[Given records]:
##############################

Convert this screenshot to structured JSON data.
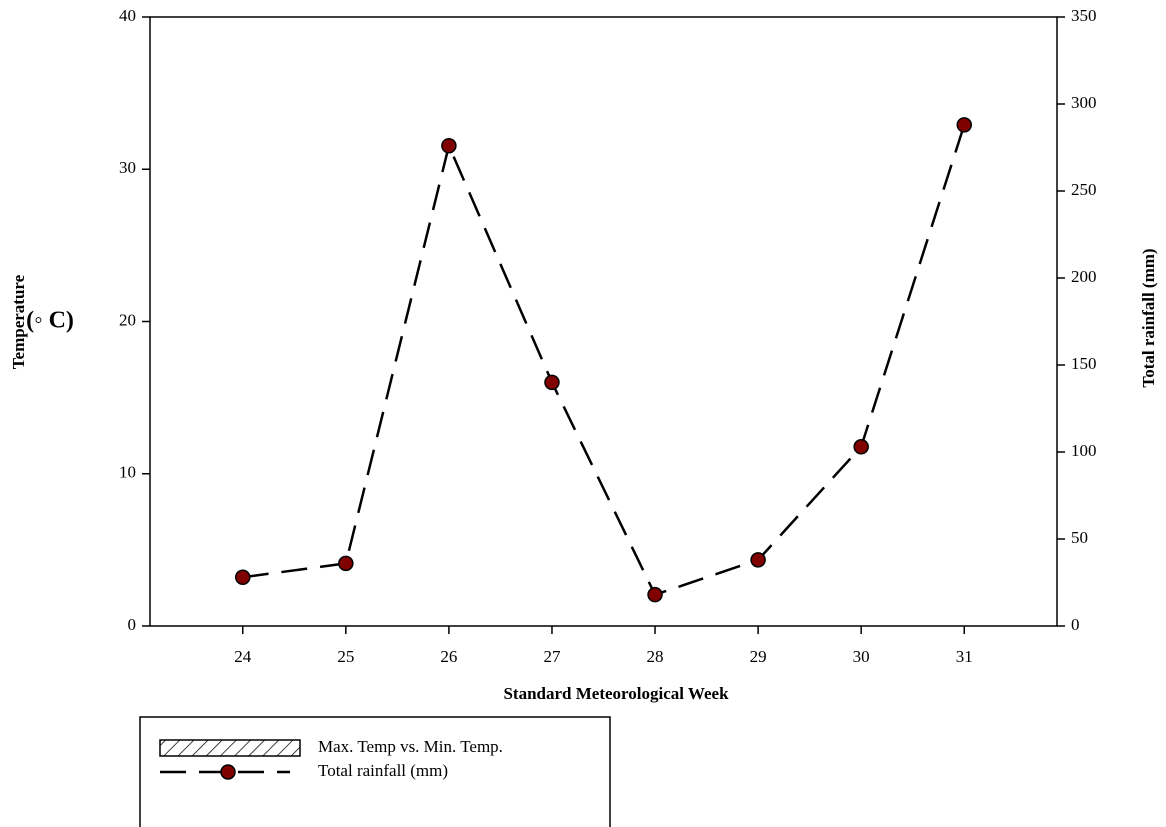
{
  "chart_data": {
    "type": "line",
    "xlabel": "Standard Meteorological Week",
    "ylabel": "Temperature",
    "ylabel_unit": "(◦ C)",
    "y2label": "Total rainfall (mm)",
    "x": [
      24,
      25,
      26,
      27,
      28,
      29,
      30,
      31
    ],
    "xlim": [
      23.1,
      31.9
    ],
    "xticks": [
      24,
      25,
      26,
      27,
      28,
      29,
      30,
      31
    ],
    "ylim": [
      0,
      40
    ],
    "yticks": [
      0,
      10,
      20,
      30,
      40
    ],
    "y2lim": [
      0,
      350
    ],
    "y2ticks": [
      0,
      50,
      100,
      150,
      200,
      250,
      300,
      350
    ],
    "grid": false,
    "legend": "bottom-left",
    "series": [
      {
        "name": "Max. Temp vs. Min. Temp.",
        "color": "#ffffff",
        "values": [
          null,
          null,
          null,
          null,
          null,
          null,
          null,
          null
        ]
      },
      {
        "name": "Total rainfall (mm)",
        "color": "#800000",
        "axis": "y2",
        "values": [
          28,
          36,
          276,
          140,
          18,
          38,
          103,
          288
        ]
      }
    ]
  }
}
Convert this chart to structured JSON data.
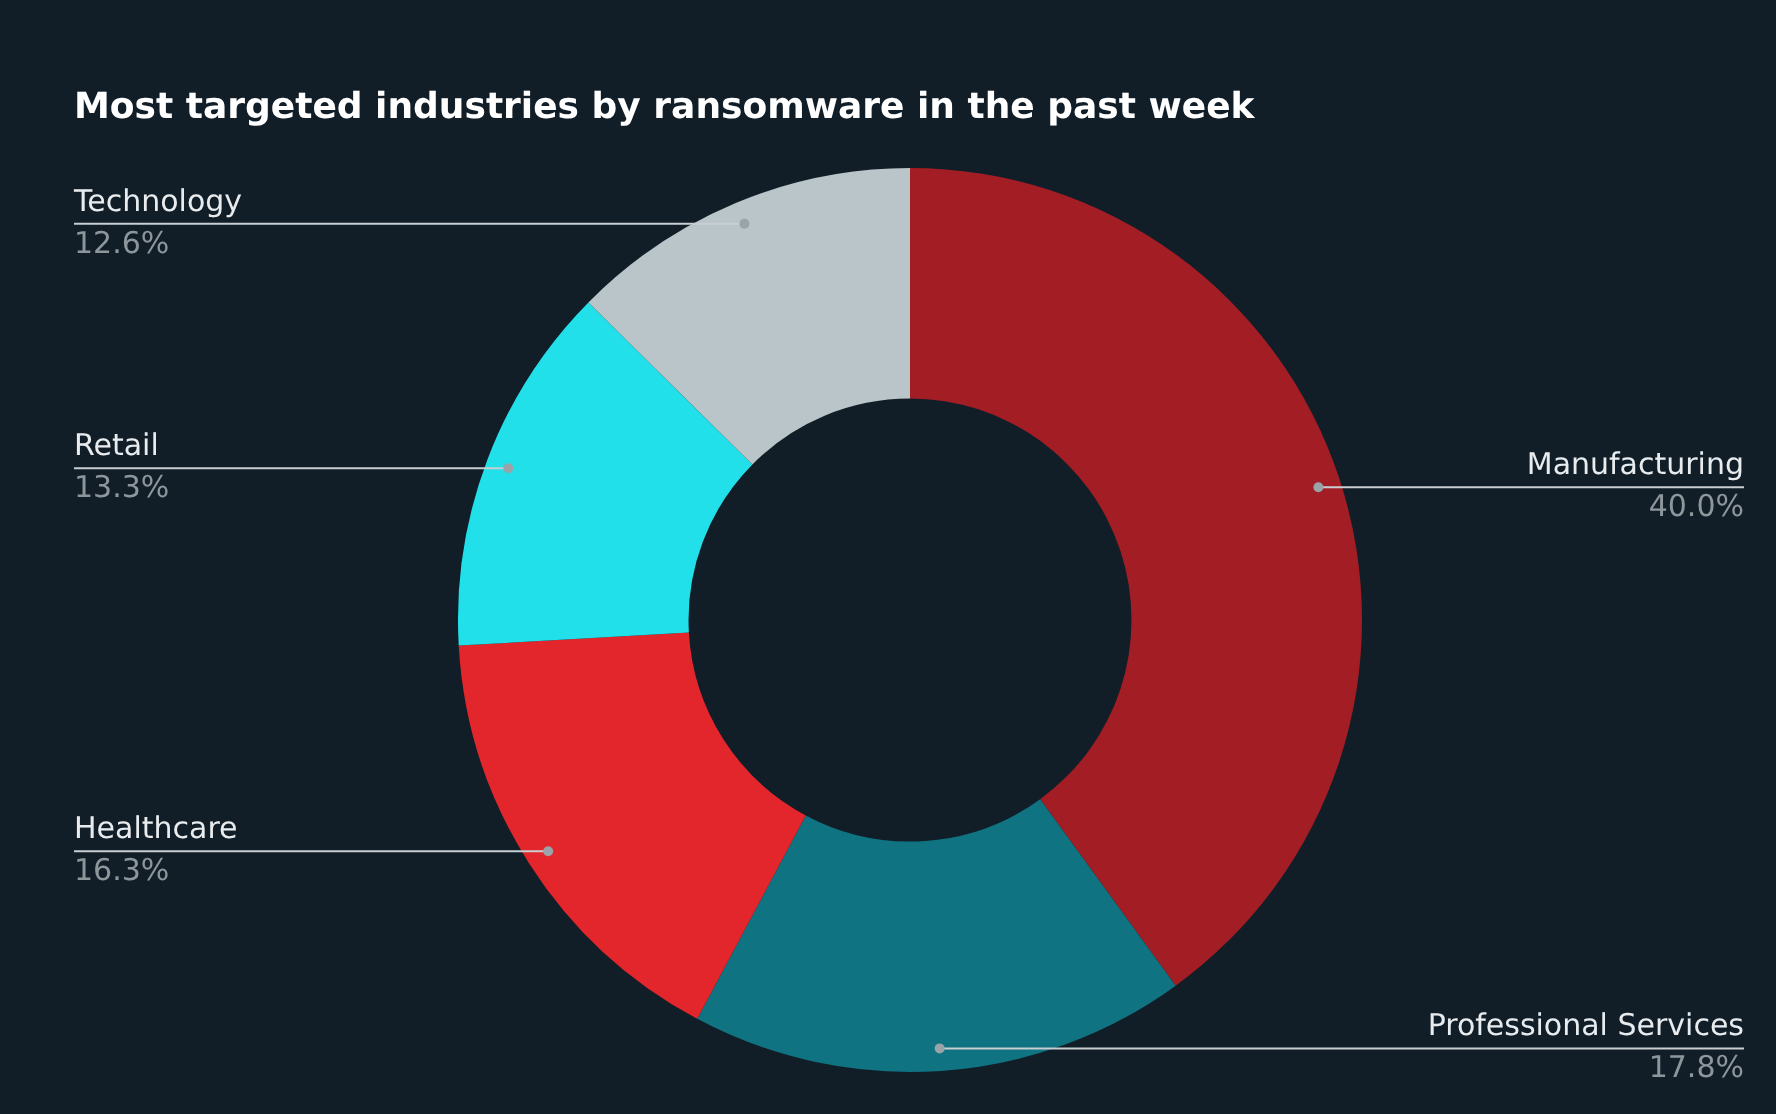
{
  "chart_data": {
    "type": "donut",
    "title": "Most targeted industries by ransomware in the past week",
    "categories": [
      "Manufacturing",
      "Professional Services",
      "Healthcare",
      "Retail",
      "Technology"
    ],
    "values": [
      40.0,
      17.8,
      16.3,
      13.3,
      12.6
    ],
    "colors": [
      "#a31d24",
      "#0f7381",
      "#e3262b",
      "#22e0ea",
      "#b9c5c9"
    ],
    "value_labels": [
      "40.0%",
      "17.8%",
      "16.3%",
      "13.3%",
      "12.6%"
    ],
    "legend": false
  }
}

##############################

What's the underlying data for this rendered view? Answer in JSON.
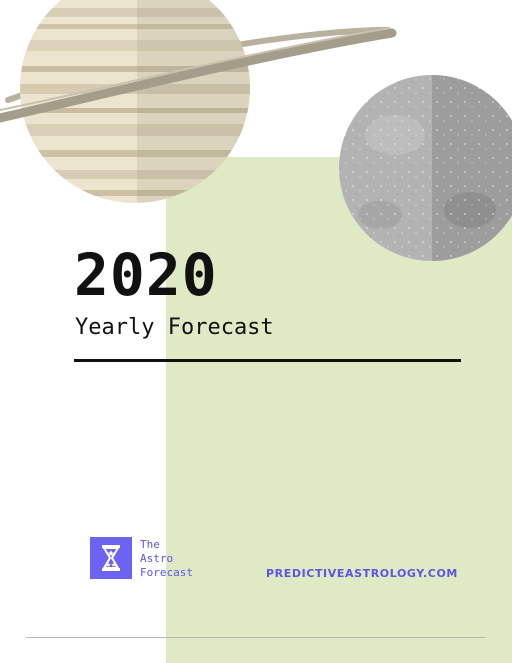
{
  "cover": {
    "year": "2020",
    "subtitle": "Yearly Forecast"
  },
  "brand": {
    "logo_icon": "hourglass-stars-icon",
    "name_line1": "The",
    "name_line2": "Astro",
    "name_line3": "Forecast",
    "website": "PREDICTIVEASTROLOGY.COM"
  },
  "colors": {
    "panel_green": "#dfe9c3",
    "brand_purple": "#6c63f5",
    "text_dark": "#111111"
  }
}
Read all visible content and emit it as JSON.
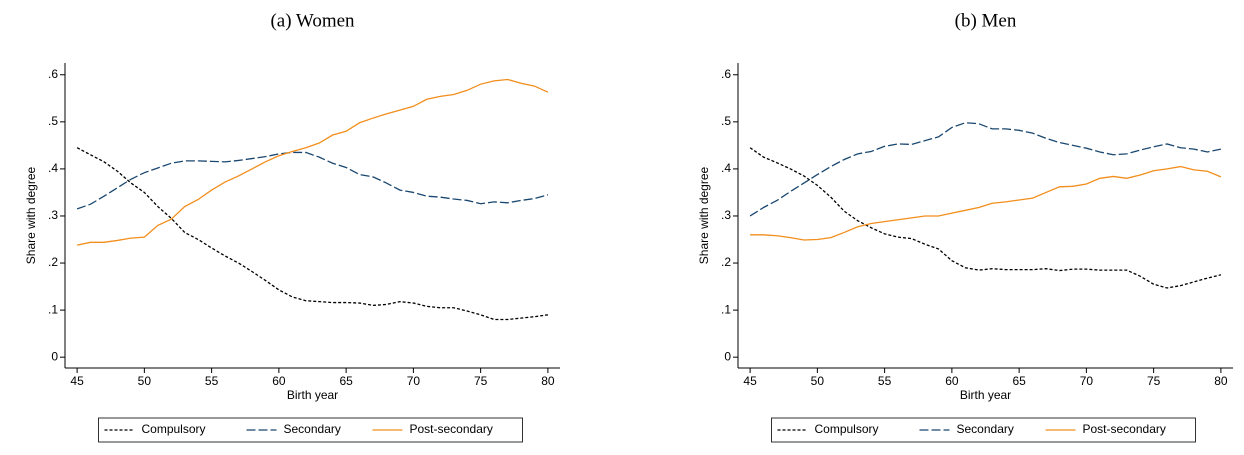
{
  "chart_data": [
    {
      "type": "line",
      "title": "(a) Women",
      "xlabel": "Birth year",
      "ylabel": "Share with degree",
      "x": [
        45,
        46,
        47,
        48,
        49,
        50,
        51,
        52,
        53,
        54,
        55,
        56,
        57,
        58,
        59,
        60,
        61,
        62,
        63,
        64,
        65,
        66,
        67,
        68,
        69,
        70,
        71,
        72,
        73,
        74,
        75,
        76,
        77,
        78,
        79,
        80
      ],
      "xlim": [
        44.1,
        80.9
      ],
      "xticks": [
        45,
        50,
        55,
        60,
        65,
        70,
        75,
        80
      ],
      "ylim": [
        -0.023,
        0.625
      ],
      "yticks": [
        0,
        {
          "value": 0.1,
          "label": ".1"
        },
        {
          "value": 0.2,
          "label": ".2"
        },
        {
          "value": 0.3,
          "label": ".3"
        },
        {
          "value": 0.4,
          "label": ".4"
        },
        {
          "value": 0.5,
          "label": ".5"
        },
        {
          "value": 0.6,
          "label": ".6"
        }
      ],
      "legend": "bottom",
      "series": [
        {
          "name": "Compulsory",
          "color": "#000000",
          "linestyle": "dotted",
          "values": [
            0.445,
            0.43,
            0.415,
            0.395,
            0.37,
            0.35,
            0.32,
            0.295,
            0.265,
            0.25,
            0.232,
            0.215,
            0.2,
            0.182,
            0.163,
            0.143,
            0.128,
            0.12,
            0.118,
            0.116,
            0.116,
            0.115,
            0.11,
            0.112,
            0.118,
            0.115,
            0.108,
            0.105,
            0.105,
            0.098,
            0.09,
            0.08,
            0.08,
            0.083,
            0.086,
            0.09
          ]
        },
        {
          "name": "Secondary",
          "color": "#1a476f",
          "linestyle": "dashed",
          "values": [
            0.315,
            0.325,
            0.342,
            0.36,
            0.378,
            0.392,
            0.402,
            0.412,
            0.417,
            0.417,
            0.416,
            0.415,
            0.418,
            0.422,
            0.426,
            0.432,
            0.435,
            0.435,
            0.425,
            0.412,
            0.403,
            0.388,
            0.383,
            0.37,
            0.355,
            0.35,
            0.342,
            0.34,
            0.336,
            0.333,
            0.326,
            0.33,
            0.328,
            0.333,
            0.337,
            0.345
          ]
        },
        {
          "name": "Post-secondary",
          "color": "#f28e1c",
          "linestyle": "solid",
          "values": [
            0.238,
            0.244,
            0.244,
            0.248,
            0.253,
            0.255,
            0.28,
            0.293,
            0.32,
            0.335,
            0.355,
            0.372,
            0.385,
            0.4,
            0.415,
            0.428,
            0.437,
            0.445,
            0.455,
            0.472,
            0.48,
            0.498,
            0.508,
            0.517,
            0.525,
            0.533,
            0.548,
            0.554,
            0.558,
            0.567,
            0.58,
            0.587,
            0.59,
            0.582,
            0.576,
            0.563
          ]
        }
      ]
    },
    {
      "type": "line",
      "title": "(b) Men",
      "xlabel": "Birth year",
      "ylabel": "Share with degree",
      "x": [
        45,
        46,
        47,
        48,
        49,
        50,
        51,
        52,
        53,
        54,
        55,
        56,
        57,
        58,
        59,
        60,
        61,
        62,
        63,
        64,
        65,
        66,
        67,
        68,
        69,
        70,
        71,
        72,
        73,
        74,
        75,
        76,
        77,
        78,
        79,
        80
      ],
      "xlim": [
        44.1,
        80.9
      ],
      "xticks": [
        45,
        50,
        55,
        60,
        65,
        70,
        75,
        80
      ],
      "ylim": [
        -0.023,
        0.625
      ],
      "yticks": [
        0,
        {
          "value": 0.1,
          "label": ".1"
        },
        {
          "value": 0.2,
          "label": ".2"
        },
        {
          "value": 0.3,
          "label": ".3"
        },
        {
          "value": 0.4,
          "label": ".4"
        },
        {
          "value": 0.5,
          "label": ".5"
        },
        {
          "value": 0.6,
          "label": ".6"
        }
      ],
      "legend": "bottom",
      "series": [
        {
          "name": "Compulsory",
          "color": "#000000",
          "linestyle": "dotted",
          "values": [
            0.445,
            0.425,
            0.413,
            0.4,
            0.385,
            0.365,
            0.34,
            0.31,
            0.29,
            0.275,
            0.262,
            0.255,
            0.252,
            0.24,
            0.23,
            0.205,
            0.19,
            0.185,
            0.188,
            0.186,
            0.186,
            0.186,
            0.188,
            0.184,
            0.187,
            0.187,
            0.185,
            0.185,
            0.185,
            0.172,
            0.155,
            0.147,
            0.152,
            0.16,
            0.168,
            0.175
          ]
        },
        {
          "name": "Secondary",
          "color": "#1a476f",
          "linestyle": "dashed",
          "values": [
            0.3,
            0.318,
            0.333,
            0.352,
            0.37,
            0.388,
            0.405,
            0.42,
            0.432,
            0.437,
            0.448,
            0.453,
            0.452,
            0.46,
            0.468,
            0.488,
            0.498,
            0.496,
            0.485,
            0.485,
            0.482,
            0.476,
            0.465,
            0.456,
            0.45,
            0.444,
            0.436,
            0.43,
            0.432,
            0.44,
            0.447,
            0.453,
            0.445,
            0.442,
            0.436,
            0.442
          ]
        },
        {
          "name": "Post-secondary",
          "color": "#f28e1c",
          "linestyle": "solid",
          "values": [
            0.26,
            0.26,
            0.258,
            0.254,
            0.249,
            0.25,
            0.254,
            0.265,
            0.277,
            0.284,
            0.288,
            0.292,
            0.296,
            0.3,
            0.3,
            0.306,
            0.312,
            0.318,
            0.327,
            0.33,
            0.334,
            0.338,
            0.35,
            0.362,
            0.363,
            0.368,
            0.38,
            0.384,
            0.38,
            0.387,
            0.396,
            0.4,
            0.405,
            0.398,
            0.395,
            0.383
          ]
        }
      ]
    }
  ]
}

##############################

Pull out every line of the records that includes the string "Forecast".

    "subtitle": "Yearly Forecast"
    "name_line3": "Forecast",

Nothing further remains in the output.